**WHAT YOU WILL DO**
In the data below, find each line containing the string "explained" and return it.

===== DATA LINES =====

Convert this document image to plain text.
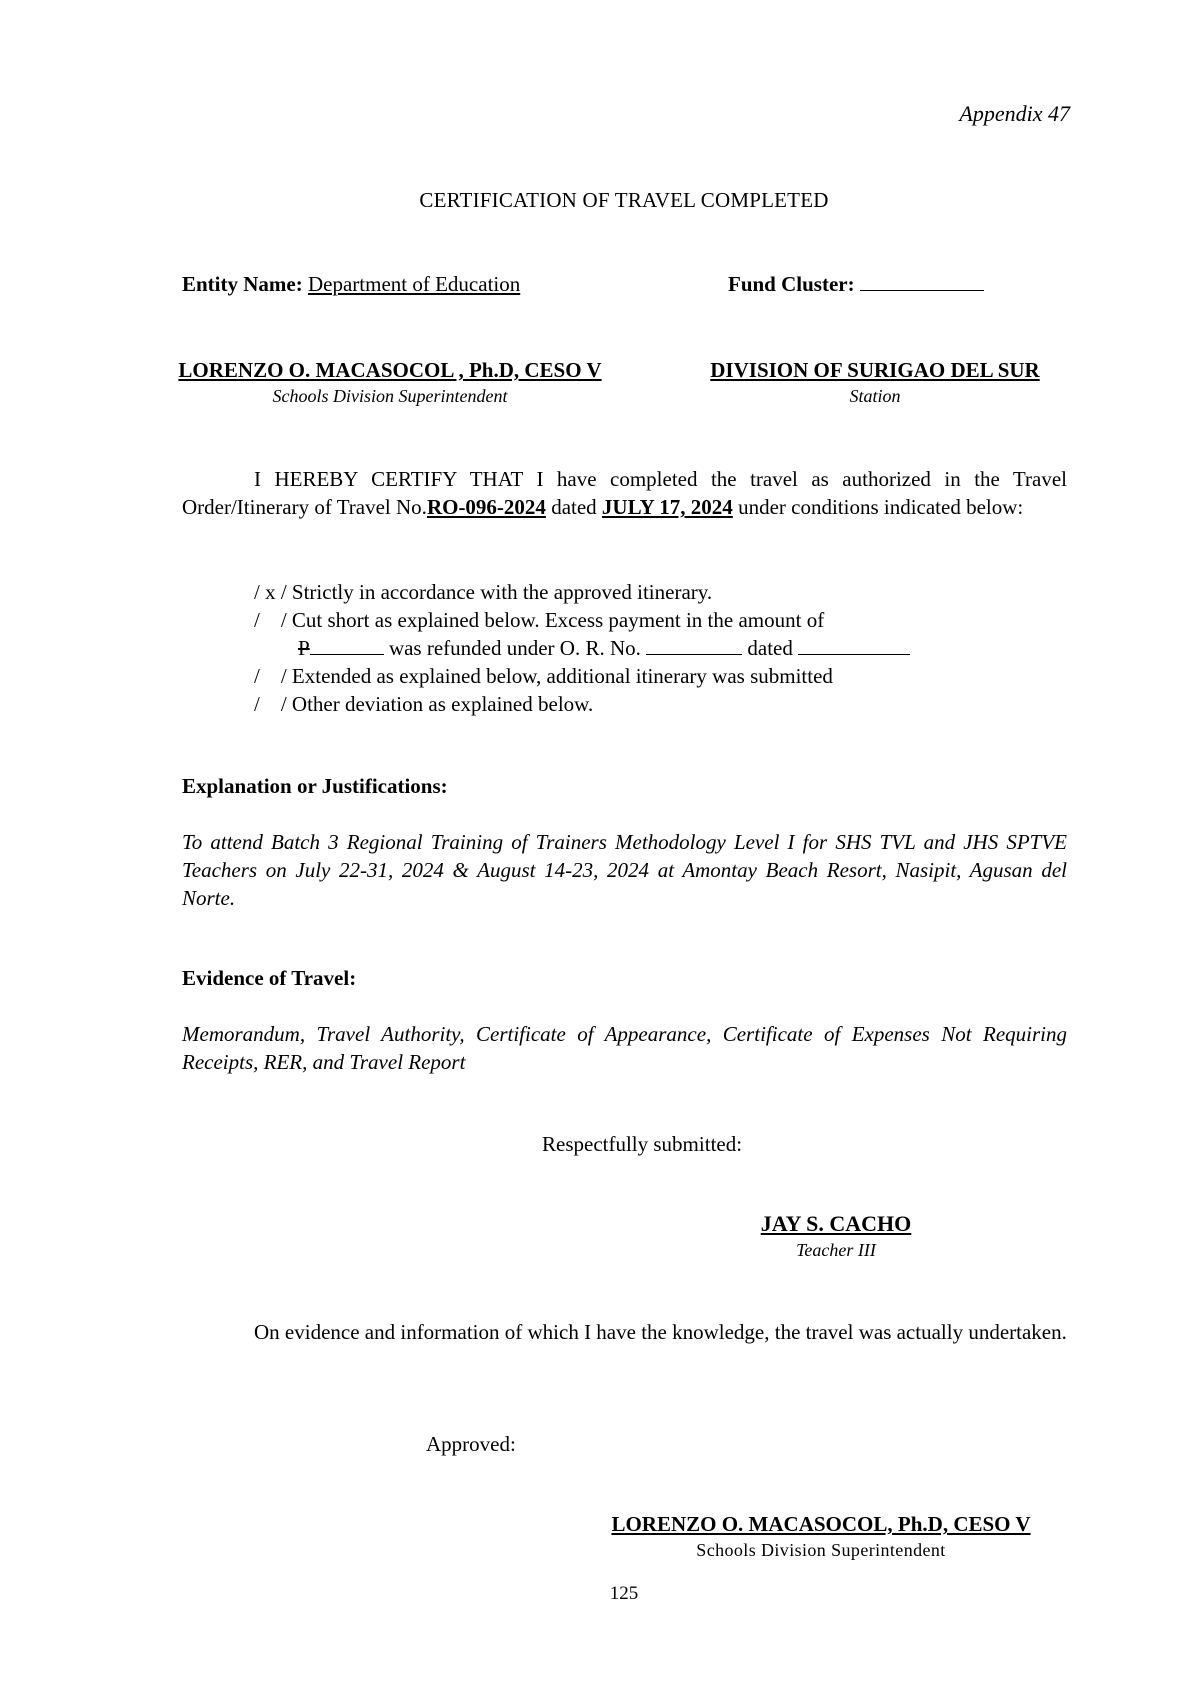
Appendix 47
CERTIFICATION OF TRAVEL COMPLETED
Entity Name: Department of Education	Fund Cluster:
LORENZO O. MACASOCOL , Ph.D, CESO V
Schools Division Superintendent
DIVISION OF SURIGAO DEL SUR
Station
I HEREBY CERTIFY THAT I have completed the travel as authorized in the Travel Order/Itinerary of Travel No.RO-096-2024 dated JULY 17, 2024 under conditions indicated below:
/ x / Strictly in accordance with the approved itinerary.
/    / Cut short as explained below. Excess payment in the amount of
P	was refunded under O. R. No.	dated
/    / Extended as explained below, additional itinerary was submitted
/    / Other deviation as explained below.
Explanation or Justifications:
To attend Batch 3 Regional Training of Trainers Methodology Level I for SHS TVL and JHS SPTVE Teachers on July 22-31, 2024 & August 14-23, 2024 at Amontay Beach Resort, Nasipit, Agusan del Norte.
Evidence of Travel:
Memorandum, Travel Authority, Certificate of Appearance, Certificate of Expenses Not Requiring Receipts, RER, and Travel Report
Respectfully submitted:
JAY S. CACHO
Teacher III
On evidence and information of which I have the knowledge, the travel was actually undertaken.
Approved:
LORENZO O. MACASOCOL, Ph.D, CESO V
Schools Division Superintendent
125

=====

**TASK ANSWER**
/    / Cut short as explained below. Excess payment in the amount of
/    / Extended as explained below, additional itinerary was submitted
/    / Other deviation as explained below.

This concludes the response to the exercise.